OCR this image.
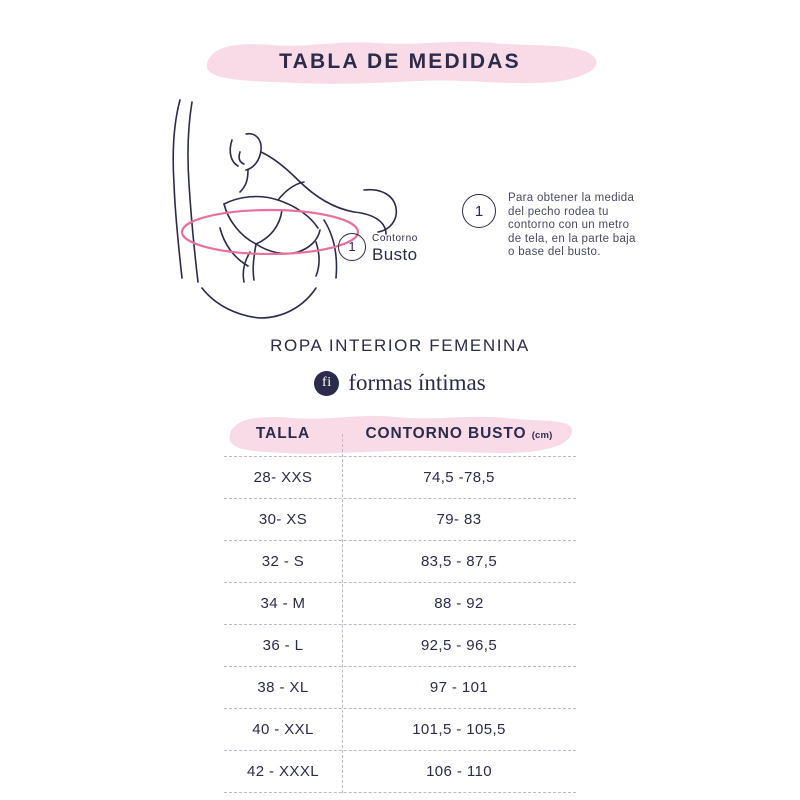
TABLA DE MEDIDAS
1
Contorno
Busto
1
Para obtener la medida del pecho rodea tu contorno con un metro de tela, en la parte baja o base del busto.
ROPA INTERIOR FEMENINA
fi formas íntimas
TALLA	CONTORNO BUSTO (cm)
28- XXS	74,5 -78,5
30- XS	79- 83
32 - S	83,5 - 87,5
34 - M	88 - 92
36 - L	92,5 - 96,5
38 - XL	97 - 101
40 - XXL	101,5 - 105,5
42 - XXXL	106 - 110
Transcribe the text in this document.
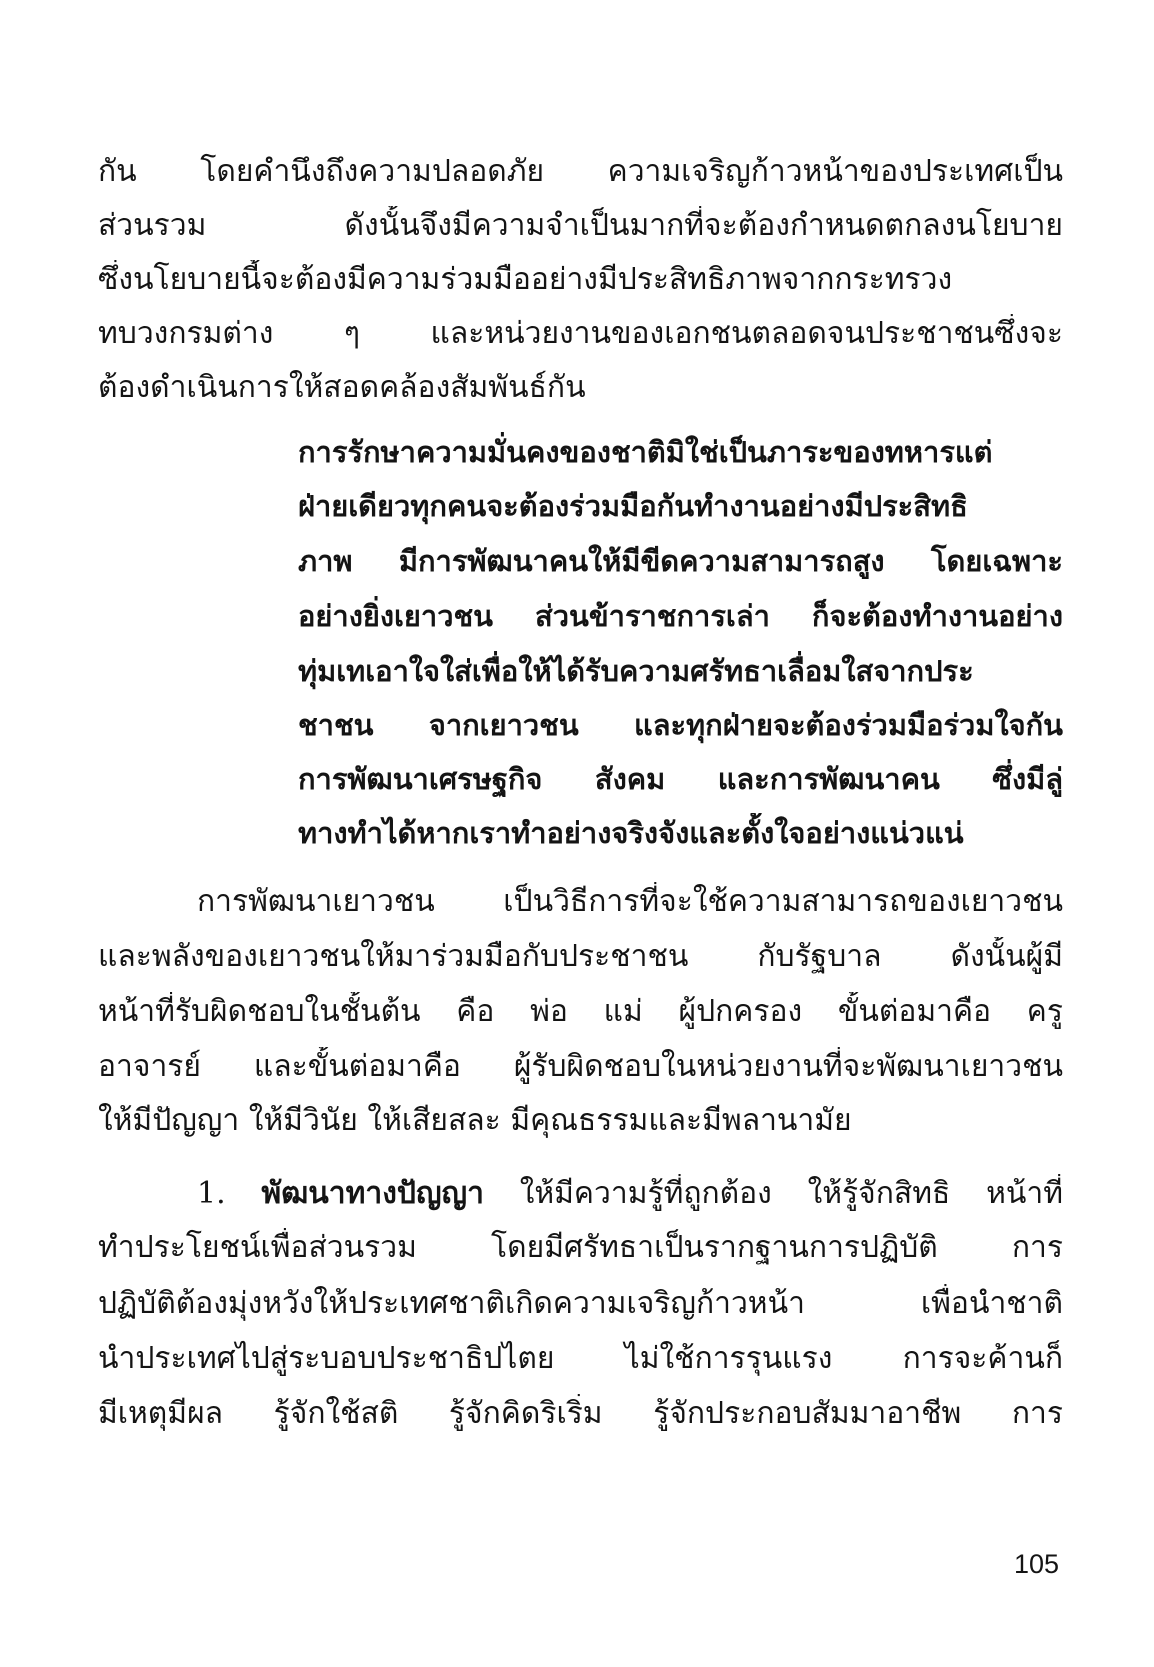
กัน โดยคำนึงถึงความปลอดภัย ความเจริญก้าวหน้าของประเทศเป็น
ส่วนรวม ดังนั้นจึงมีความจำเป็นมากที่จะต้องกำหนดตกลงนโยบาย
ซึ่งนโยบายนี้จะต้องมีความร่วมมืออย่างมีประสิทธิภาพจากกระทรวง
ทบวงกรมต่าง ๆ และหน่วยงานของเอกชนตลอดจนประชาชนซึ่งจะ
ต้องดำเนินการให้สอดคล้องสัมพันธ์กัน
การรักษาความมั่นคงของชาติมิใช่เป็นภาระของทหารแต่
ฝ่ายเดียวทุกคนจะต้องร่วมมือกันทำงานอย่างมีประสิทธิ
ภาพ มีการพัฒนาคนให้มีขีดความสามารถสูง โดยเฉพาะ
อย่างยิ่งเยาวชน ส่วนข้าราชการเล่า ก็จะต้องทำงานอย่าง
ทุ่มเทเอาใจใส่เพื่อให้ได้รับความศรัทธาเลื่อมใสจากประ
ชาชน จากเยาวชน และทุกฝ่ายจะต้องร่วมมือร่วมใจกัน
การพัฒนาเศรษฐกิจ สังคม และการพัฒนาคน ซึ่งมีลู่
ทางทำได้หากเราทำอย่างจริงจังและตั้งใจอย่างแน่วแน่
การพัฒนาเยาวชน เป็นวิธีการที่จะใช้ความสามารถของเยาวชน
และพลังของเยาวชนให้มาร่วมมือกับประชาชน กับรัฐบาล ดังนั้นผู้มี
หน้าที่รับผิดชอบในชั้นต้น คือ พ่อ แม่ ผู้ปกครอง ขั้นต่อมาคือ ครู
อาจารย์ และขั้นต่อมาคือ ผู้รับผิดชอบในหน่วยงานที่จะพัฒนาเยาวชน
ให้มีปัญญา ให้มีวินัย ให้เสียสละ มีคุณธรรมและมีพลานามัย
1. พัฒนาทางปัญญา ให้มีความรู้ที่ถูกต้อง ให้รู้จักสิทธิ หน้าที่
ทำประโยชน์เพื่อส่วนรวม โดยมีศรัทธาเป็นรากฐานการปฏิบัติ การ
ปฏิบัติต้องมุ่งหวังให้ประเทศชาติเกิดความเจริญก้าวหน้า เพื่อนำชาติ
นำประเทศไปสู่ระบอบประชาธิปไตย ไม่ใช้การรุนแรง การจะค้านก็
มีเหตุมีผล รู้จักใช้สติ รู้จักคิดริเริ่ม รู้จักประกอบสัมมาอาชีพ การ
105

*****

→ **SHORT PROBLEM**
Check each line above for the string "การพ" and show the ones that have it.

→ **WRITTEN SOLUTION**
ภาพ มีการพัฒนาคนให้มีขีดความสามารถสูง โดยเฉพาะ
การพัฒนาเศรษฐกิจ สังคม และการพัฒนาคน ซึ่งมีลู่
การพัฒนาเยาวชน เป็นวิธีการที่จะใช้ความสามารถของเยาวชน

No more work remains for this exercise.